**Challenge**.
Work out how many lines hold "этого". Give the number and nothing else.

**Data excerpts**.

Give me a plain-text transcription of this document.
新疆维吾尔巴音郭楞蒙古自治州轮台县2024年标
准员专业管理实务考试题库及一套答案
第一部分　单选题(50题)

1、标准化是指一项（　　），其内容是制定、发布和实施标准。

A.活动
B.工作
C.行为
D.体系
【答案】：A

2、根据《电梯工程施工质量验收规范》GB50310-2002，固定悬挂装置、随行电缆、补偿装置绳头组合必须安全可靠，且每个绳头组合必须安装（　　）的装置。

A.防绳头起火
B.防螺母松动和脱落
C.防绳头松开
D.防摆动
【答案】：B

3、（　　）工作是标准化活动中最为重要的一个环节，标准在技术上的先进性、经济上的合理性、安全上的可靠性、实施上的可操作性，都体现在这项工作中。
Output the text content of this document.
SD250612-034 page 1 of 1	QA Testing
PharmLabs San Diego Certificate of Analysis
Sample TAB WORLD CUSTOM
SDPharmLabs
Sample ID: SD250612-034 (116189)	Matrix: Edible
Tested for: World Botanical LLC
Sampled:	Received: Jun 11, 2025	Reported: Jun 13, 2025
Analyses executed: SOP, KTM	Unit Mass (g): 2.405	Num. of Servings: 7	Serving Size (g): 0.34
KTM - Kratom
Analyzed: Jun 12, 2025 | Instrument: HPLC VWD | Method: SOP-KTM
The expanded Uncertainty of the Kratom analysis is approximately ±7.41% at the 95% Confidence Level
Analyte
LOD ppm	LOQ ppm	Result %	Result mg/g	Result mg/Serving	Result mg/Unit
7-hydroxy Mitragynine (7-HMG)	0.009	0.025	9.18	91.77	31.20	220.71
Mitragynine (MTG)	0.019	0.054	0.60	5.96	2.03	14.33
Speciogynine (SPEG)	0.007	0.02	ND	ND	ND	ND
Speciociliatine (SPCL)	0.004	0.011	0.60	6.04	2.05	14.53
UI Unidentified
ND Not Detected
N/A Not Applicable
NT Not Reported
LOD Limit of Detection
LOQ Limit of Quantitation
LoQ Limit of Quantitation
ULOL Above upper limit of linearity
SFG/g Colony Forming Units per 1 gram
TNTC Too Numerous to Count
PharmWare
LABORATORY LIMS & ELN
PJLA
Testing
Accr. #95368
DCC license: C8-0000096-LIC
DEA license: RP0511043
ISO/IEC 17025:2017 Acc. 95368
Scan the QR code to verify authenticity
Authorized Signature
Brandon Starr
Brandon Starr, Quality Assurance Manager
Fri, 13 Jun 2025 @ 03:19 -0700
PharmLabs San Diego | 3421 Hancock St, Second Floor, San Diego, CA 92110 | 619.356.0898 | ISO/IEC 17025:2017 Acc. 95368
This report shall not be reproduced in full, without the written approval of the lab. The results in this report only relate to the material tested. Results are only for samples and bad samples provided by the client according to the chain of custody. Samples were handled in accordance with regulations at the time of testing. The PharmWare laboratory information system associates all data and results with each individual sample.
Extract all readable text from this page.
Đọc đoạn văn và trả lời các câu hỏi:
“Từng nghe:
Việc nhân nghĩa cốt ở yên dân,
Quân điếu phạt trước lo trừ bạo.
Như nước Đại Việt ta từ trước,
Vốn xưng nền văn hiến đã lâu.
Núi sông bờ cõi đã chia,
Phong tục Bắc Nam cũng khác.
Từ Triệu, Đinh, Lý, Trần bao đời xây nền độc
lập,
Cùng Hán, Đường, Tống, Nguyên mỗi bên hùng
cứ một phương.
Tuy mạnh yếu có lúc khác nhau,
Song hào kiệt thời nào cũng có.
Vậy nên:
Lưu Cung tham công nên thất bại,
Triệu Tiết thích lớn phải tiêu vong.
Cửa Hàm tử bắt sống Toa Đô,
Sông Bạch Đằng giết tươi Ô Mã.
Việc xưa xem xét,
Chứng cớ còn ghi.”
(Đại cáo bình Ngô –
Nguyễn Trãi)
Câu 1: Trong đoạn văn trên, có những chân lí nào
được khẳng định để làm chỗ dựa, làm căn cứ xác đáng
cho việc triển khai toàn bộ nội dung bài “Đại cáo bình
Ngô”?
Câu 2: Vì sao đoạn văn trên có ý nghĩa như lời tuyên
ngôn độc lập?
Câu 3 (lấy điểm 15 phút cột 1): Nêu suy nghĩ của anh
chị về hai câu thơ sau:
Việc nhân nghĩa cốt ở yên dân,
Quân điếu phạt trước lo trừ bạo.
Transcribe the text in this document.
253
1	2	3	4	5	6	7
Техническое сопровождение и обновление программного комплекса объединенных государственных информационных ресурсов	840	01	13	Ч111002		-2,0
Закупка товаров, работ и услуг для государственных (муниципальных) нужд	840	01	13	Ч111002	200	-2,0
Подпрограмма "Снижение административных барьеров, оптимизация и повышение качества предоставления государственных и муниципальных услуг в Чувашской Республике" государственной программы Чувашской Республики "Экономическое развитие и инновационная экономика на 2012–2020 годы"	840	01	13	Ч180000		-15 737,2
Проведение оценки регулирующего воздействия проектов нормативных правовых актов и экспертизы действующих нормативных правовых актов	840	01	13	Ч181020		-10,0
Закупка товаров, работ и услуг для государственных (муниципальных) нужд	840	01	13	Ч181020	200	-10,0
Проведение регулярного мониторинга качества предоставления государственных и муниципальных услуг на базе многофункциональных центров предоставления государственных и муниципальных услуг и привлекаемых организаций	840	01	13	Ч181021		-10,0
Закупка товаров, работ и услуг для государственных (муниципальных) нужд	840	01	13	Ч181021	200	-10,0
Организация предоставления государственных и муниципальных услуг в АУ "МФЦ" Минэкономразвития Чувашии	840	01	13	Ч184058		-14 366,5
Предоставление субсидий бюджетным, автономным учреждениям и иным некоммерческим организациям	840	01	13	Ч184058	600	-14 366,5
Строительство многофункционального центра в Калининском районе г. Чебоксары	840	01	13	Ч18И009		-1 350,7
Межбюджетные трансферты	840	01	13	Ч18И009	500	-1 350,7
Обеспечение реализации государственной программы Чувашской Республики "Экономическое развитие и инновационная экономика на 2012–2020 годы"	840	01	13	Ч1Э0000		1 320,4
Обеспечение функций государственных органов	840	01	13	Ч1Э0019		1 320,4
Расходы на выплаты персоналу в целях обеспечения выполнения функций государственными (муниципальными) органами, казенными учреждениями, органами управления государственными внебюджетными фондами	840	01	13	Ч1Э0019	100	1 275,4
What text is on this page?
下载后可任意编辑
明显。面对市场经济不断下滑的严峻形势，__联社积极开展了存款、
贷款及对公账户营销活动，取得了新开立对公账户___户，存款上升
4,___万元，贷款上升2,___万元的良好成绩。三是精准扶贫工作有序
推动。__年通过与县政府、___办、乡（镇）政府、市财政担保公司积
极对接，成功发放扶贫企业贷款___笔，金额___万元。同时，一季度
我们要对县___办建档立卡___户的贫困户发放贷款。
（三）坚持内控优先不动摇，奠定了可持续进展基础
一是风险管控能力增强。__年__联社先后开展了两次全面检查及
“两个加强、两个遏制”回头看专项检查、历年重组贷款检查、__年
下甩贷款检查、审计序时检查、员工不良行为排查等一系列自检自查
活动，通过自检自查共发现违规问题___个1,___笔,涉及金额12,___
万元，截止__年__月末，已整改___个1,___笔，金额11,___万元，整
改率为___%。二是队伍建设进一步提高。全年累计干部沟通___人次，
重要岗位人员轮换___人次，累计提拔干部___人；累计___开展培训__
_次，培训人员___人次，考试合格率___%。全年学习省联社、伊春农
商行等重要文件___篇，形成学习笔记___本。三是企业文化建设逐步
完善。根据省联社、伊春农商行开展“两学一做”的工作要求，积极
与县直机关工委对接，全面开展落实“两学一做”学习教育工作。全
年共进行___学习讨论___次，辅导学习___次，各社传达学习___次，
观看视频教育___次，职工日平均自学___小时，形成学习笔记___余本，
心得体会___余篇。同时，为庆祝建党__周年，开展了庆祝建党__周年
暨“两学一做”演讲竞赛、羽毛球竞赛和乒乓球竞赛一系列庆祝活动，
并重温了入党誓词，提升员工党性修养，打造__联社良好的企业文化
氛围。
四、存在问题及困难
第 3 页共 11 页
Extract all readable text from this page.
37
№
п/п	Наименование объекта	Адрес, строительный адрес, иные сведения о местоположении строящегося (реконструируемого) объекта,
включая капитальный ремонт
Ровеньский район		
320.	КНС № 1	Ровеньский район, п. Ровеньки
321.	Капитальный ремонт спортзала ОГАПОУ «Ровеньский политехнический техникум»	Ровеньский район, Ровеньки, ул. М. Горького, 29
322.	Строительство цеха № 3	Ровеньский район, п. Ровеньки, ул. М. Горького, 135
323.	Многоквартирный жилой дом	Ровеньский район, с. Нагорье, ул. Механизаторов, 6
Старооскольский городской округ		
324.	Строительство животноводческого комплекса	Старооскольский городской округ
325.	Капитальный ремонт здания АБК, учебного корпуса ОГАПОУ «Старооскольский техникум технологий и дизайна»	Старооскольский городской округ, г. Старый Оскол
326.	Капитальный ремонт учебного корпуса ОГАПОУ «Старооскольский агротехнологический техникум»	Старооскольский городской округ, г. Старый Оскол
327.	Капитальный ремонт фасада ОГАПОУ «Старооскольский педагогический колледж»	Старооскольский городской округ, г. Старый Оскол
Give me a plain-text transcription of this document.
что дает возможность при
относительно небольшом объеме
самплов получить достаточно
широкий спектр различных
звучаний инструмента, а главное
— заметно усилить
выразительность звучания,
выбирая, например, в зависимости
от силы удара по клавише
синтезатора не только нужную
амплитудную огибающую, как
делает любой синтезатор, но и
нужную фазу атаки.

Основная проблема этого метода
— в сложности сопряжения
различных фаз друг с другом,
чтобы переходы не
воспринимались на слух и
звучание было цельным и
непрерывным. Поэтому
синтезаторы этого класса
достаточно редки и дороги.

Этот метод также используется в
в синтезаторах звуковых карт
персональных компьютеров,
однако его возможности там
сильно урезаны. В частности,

**Written response**.
2